Output the records. Match them exactly.

— START —

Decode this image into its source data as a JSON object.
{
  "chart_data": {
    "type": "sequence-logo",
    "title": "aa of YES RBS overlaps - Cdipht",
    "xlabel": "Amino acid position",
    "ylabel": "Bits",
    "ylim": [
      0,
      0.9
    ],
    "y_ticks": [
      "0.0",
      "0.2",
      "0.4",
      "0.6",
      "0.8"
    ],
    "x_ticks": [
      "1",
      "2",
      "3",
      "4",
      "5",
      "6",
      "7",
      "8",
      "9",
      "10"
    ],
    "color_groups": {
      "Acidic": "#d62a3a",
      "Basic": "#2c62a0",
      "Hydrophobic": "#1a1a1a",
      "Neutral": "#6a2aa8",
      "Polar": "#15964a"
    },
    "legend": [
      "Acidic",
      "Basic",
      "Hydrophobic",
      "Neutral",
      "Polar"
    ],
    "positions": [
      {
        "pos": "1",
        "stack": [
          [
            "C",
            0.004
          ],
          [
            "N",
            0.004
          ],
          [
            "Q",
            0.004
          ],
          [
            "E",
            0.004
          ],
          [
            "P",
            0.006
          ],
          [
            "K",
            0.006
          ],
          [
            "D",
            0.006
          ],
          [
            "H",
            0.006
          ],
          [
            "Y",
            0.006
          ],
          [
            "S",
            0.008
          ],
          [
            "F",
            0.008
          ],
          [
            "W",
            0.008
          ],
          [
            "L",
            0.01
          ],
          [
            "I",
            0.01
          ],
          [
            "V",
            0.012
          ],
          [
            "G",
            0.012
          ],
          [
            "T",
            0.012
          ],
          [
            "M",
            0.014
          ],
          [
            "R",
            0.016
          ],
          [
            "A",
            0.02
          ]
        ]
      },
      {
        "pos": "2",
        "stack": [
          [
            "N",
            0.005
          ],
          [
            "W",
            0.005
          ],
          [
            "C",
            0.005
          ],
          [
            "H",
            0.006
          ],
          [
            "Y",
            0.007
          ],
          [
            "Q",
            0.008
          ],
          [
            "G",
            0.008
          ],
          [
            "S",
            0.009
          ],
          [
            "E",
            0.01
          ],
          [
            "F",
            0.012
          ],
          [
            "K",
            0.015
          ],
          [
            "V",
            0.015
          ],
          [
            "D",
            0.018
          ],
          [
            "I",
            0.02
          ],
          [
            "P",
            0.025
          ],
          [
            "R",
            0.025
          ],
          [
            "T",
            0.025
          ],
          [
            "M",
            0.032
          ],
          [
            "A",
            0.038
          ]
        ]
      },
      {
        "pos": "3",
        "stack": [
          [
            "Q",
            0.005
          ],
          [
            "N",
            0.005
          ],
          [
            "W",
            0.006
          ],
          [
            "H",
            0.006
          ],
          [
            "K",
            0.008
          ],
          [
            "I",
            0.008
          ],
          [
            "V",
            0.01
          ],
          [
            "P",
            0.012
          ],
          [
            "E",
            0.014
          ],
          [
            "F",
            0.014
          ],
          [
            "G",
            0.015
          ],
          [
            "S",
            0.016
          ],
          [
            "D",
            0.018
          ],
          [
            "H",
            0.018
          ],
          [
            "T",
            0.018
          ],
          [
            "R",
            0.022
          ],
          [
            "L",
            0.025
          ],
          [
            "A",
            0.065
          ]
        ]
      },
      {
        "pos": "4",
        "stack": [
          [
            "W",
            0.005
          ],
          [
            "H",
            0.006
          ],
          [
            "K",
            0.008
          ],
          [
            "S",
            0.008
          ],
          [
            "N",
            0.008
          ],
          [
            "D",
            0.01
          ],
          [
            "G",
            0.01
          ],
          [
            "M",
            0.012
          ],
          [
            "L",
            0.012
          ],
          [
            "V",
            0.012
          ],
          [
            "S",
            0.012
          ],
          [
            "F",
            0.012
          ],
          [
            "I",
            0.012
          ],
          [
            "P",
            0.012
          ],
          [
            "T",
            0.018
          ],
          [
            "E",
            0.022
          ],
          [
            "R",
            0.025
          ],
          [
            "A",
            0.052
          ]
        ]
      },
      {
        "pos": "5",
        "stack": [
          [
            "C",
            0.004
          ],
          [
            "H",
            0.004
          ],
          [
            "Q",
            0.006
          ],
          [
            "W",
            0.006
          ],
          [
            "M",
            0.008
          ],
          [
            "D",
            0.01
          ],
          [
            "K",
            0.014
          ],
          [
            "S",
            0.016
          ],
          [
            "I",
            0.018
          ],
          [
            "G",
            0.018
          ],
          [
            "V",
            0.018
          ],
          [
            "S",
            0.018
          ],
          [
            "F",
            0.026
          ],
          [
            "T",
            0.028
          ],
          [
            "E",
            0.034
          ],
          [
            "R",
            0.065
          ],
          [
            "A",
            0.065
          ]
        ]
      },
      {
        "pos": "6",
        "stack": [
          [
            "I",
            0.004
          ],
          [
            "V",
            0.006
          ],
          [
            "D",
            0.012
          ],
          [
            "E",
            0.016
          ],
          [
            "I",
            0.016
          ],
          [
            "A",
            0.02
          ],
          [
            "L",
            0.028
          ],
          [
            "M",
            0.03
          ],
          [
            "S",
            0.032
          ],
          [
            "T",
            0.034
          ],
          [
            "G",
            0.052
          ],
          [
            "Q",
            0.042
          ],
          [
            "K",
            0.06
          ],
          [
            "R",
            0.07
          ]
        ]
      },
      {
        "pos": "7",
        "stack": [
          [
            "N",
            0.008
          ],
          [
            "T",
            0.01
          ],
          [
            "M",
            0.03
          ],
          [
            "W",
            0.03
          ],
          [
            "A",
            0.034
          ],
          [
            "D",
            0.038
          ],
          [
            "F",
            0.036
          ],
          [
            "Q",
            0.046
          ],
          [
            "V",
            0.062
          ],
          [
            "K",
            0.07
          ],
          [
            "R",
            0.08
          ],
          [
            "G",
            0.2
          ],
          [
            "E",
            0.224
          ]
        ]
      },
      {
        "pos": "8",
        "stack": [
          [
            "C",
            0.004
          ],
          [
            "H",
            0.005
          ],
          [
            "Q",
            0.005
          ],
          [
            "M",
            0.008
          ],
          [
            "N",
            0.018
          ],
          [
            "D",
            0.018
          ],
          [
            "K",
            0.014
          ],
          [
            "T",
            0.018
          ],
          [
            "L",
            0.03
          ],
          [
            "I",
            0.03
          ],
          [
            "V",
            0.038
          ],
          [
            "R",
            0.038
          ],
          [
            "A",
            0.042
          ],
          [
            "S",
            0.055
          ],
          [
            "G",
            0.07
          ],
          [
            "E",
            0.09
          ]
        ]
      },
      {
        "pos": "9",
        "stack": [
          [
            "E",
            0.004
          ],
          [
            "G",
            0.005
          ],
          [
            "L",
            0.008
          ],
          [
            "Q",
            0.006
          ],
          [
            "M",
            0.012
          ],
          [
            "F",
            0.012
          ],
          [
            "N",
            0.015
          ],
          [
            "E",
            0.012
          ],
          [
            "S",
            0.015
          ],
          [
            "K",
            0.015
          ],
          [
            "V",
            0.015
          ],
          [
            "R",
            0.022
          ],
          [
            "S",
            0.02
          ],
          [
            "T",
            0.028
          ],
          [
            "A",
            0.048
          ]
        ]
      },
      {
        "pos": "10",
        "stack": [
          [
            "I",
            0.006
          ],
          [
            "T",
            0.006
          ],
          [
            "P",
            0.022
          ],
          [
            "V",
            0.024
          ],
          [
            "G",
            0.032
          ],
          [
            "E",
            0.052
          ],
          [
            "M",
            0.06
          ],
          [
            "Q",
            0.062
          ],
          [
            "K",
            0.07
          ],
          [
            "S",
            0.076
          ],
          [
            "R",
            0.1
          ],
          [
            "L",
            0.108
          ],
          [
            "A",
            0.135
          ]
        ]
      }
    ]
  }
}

— END —

** REPLY **
Decode this image into its source data as a JSON object.
{
  "chart_data": {
    "type": "sequence-logo",
    "title": "aa of YES RBS overlaps - Cdipht",
    "xlabel": "Amino acid position",
    "ylabel": "Bits",
    "ylim": [
      0,
      0.9
    ],
    "y_ticks": [
      "0.0",
      "0.2",
      "0.4",
      "0.6",
      "0.8"
    ],
    "x_ticks": [
      "1",
      "2",
      "3",
      "4",
      "5",
      "6",
      "7",
      "8",
      "9",
      "10"
    ],
    "color_groups": {
      "Acidic": "#d62a3a",
      "Basic": "#2c62a0",
      "Hydrophobic": "#1a1a1a",
      "Neutral": "#6a2aa8",
      "Polar": "#15964a"
    },
    "legend": [
      "Acidic",
      "Basic",
      "Hydrophobic",
      "Neutral",
      "Polar"
    ],
    "positions": [
      {
        "pos": "1",
        "stack": [
          [
            "C",
            0.004
          ],
          [
            "N",
            0.004
          ],
          [
            "Q",
            0.004
          ],
          [
            "E",
            0.004
          ],
          [
            "P",
            0.006
          ],
          [
            "K",
            0.006
          ],
          [
            "D",
            0.006
          ],
          [
            "H",
            0.006
          ],
          [
            "Y",
            0.006
          ],
          [
            "S",
            0.008
          ],
          [
            "F",
            0.008
          ],
          [
            "W",
            0.008
          ],
          [
            "L",
            0.01
          ],
          [
            "I",
            0.01
          ],
          [
            "V",
            0.012
          ],
          [
            "G",
            0.012
          ],
          [
            "T",
            0.012
          ],
          [
            "M",
            0.014
          ],
          [
            "R",
            0.016
          ],
          [
            "A",
            0.02
          ]
        ]
      },
      {
        "pos": "2",
        "stack": [
          [
            "N",
            0.005
          ],
          [
            "W",
            0.005
          ],
          [
            "C",
            0.005
          ],
          [
            "H",
            0.006
          ],
          [
            "Y",
            0.007
          ],
          [
            "Q",
            0.008
          ],
          [
            "G",
            0.008
          ],
          [
            "S",
            0.009
          ],
          [
            "E",
            0.01
          ],
          [
            "F",
            0.012
          ],
          [
            "K",
            0.015
          ],
          [
            "V",
            0.015
          ],
          [
            "D",
            0.018
          ],
          [
            "I",
            0.02
          ],
          [
            "P",
            0.025
          ],
          [
            "R",
            0.025
          ],
          [
            "T",
            0.025
          ],
          [
            "M",
            0.032
          ],
          [
            "A",
            0.038
          ]
        ]
      },
      {
        "pos": "3",
        "stack": [
          [
            "Q",
            0.005
          ],
          [
            "N",
            0.005
          ],
          [
            "W",
            0.006
          ],
          [
            "H",
            0.006
          ],
          [
            "K",
            0.008
          ],
          [
            "I",
            0.008
          ],
          [
            "V",
            0.01
          ],
          [
            "P",
            0.012
          ],
          [
            "E",
            0.014
          ],
          [
            "F",
            0.014
          ],
          [
            "G",
            0.015
          ],
          [
            "S",
            0.016
          ],
          [
            "D",
            0.018
          ],
          [
            "H",
            0.018
          ],
          [
            "T",
            0.018
          ],
          [
            "R",
            0.022
          ],
          [
            "L",
            0.025
          ],
          [
            "A",
            0.065
          ]
        ]
      },
      {
        "pos": "4",
        "stack": [
          [
            "W",
            0.005
          ],
          [
            "H",
            0.006
          ],
          [
            "K",
            0.008
          ],
          [
            "S",
            0.008
          ],
          [
            "N",
            0.008
          ],
          [
            "D",
            0.01
          ],
          [
            "G",
            0.01
          ],
          [
            "M",
            0.012
          ],
          [
            "L",
            0.012
          ],
          [
            "V",
            0.012
          ],
          [
            "S",
            0.012
          ],
          [
            "F",
            0.012
          ],
          [
            "I",
            0.012
          ],
          [
            "P",
            0.012
          ],
          [
            "T",
            0.018
          ],
          [
            "E",
            0.022
          ],
          [
            "R",
            0.025
          ],
          [
            "A",
            0.052
          ]
        ]
      },
      {
        "pos": "5",
        "stack": [
          [
            "C",
            0.004
          ],
          [
            "H",
            0.004
          ],
          [
            "Q",
            0.006
          ],
          [
            "W",
            0.006
          ],
          [
            "M",
            0.008
          ],
          [
            "D",
            0.01
          ],
          [
            "K",
            0.014
          ],
          [
            "S",
            0.016
          ],
          [
            "I",
            0.018
          ],
          [
            "G",
            0.018
          ],
          [
            "V",
            0.018
          ],
          [
            "S",
            0.018
          ],
          [
            "F",
            0.026
          ],
          [
            "T",
            0.028
          ],
          [
            "E",
            0.034
          ],
          [
            "R",
            0.065
          ],
          [
            "A",
            0.065
          ]
        ]
      },
      {
        "pos": "6",
        "stack": [
          [
            "I",
            0.004
          ],
          [
            "V",
            0.006
          ],
          [
            "D",
            0.012
          ],
          [
            "E",
            0.016
          ],
          [
            "I",
            0.016
          ],
          [
            "A",
            0.02
          ],
          [
            "L",
            0.028
          ],
          [
            "M",
            0.03
          ],
          [
            "S",
            0.032
          ],
          [
            "T",
            0.034
          ],
          [
            "G",
            0.052
          ],
          [
            "Q",
            0.042
          ],
          [
            "K",
            0.06
          ],
          [
            "R",
            0.07
          ]
        ]
      },
      {
        "pos": "7",
        "stack": [
          [
            "N",
            0.008
          ],
          [
            "T",
            0.01
          ],
          [
            "M",
            0.03
          ],
          [
            "W",
            0.03
          ],
          [
            "A",
            0.034
          ],
          [
            "D",
            0.038
          ],
          [
            "F",
            0.036
          ],
          [
            "Q",
            0.046
          ],
          [
            "V",
            0.062
          ],
          [
            "K",
            0.07
          ],
          [
            "R",
            0.08
          ],
          [
            "G",
            0.2
          ],
          [
            "E",
            0.224
          ]
        ]
      },
      {
        "pos": "8",
        "stack": [
          [
            "C",
            0.004
          ],
          [
            "H",
            0.005
          ],
          [
            "Q",
            0.005
          ],
          [
            "M",
            0.008
          ],
          [
            "N",
            0.018
          ],
          [
            "D",
            0.018
          ],
          [
            "K",
            0.014
          ],
          [
            "T",
            0.018
          ],
          [
            "L",
            0.03
          ],
          [
            "I",
            0.03
          ],
          [
            "V",
            0.038
          ],
          [
            "R",
            0.038
          ],
          [
            "A",
            0.042
          ],
          [
            "S",
            0.055
          ],
          [
            "G",
            0.07
          ],
          [
            "E",
            0.09
          ]
        ]
      },
      {
        "pos": "9",
        "stack": [
          [
            "E",
            0.004
          ],
          [
            "G",
            0.005
          ],
          [
            "L",
            0.008
          ],
          [
            "Q",
            0.006
          ],
          [
            "M",
            0.012
          ],
          [
            "F",
            0.012
          ],
          [
            "N",
            0.015
          ],
          [
            "E",
            0.012
          ],
          [
            "S",
            0.015
          ],
          [
            "K",
            0.015
          ],
          [
            "V",
            0.015
          ],
          [
            "R",
            0.022
          ],
          [
            "S",
            0.02
          ],
          [
            "T",
            0.028
          ],
          [
            "A",
            0.048
          ]
        ]
      },
      {
        "pos": "10",
        "stack": [
          [
            "I",
            0.006
          ],
          [
            "T",
            0.006
          ],
          [
            "P",
            0.022
          ],
          [
            "V",
            0.024
          ],
          [
            "G",
            0.032
          ],
          [
            "E",
            0.052
          ],
          [
            "M",
            0.06
          ],
          [
            "Q",
            0.062
          ],
          [
            "K",
            0.07
          ],
          [
            "S",
            0.076
          ],
          [
            "R",
            0.1
          ],
          [
            "L",
            0.108
          ],
          [
            "A",
            0.135
          ]
        ]
      }
    ]
  }
}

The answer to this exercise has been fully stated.